● GIVEN DATA:

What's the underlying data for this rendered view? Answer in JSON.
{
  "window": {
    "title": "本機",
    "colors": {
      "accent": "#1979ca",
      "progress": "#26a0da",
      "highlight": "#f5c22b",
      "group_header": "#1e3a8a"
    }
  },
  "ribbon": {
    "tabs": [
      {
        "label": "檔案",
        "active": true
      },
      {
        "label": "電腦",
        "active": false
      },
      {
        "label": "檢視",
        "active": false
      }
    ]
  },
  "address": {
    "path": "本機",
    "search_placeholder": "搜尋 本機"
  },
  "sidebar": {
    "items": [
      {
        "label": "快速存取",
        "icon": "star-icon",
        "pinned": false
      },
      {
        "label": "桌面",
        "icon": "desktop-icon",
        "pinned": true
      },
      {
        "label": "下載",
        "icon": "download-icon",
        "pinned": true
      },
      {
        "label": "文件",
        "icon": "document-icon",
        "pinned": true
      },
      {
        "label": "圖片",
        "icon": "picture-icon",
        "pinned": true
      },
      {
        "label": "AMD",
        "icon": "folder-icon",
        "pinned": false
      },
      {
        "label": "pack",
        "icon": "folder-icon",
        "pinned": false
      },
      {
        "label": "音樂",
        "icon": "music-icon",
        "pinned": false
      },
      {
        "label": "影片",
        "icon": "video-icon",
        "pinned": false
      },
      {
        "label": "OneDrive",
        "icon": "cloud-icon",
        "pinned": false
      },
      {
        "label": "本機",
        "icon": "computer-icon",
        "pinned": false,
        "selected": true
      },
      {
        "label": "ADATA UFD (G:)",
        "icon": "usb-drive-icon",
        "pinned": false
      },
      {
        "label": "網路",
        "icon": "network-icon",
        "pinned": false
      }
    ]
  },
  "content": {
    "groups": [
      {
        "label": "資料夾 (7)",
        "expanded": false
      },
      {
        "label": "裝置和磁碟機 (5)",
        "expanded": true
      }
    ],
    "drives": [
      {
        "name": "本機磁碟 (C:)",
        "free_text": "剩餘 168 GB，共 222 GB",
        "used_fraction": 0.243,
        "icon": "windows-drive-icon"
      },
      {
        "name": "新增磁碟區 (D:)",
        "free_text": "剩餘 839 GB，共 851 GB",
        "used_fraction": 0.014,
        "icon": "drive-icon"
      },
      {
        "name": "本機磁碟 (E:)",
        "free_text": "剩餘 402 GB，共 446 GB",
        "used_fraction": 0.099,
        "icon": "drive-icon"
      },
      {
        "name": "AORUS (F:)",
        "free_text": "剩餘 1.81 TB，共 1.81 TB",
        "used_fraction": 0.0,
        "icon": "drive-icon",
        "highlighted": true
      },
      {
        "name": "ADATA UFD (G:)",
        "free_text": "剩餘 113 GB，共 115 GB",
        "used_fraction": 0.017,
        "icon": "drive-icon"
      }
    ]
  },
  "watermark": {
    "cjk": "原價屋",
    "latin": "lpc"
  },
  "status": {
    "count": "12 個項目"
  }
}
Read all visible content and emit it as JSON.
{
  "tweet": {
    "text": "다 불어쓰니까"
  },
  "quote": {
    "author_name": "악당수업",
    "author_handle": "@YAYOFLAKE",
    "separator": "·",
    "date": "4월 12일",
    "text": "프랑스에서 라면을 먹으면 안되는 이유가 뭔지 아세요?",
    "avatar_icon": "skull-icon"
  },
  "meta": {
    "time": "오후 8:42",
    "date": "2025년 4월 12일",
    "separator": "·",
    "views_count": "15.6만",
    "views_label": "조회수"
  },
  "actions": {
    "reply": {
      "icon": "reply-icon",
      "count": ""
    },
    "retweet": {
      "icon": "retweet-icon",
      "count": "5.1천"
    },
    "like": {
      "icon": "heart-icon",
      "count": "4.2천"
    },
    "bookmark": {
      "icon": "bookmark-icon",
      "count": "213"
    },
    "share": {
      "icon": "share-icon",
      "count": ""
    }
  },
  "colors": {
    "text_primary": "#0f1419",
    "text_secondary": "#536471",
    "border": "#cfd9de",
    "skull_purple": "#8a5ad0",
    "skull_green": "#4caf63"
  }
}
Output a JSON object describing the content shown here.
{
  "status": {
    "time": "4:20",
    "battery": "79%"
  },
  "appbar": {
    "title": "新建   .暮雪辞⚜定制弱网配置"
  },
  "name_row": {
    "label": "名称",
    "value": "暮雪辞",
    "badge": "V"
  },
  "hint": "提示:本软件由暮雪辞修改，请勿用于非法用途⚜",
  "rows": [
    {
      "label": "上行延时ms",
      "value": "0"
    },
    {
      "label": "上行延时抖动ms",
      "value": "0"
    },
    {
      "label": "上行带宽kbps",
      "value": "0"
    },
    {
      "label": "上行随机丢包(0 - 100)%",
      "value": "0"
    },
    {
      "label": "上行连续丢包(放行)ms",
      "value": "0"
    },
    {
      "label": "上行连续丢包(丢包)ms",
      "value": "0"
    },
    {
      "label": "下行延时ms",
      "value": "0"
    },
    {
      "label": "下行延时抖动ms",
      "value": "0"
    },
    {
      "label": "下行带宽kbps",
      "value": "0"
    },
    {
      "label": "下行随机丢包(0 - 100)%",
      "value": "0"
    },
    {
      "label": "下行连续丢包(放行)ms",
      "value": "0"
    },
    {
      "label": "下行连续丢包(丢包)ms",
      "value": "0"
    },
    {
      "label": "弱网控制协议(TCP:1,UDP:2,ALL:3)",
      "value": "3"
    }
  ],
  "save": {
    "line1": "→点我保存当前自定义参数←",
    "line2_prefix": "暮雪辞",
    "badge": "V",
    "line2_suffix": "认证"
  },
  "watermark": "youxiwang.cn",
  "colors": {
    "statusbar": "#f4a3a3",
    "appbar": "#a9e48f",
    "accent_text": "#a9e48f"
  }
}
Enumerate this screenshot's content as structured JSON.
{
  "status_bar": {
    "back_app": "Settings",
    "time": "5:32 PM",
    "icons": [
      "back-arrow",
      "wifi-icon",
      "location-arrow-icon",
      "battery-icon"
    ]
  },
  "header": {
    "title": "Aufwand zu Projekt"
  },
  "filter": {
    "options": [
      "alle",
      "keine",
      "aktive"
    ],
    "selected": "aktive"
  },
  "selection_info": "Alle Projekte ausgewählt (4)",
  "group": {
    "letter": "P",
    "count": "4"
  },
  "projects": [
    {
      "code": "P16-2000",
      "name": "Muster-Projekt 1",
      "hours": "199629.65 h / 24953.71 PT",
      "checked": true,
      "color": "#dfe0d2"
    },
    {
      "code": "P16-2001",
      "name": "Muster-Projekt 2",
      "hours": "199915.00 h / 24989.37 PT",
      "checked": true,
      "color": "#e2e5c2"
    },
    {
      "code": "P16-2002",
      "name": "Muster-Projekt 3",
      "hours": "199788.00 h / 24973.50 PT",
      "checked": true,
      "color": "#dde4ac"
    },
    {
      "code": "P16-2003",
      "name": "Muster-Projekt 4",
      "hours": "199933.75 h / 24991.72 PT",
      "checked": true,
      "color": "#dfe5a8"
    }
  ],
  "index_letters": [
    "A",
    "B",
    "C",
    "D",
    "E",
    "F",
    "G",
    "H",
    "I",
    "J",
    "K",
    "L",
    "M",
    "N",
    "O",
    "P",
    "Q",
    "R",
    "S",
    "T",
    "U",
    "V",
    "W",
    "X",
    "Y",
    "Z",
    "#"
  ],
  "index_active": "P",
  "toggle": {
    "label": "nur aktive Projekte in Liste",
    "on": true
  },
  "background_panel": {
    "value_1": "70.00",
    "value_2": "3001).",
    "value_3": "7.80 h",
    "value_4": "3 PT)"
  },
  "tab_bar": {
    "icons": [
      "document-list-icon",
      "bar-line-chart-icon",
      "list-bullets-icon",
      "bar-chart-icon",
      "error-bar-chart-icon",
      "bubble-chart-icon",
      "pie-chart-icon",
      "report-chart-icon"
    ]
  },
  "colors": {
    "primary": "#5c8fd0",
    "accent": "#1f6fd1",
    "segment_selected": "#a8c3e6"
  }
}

● EXERCISE GOAL:
Point out every line holding the string "title" and copy it.

● EXERCISE RESPONSE:
    "title": "本機",
    "title": "新建   .暮雪辞⚜定制弱网配置"
    "title": "Aufwand zu Projekt"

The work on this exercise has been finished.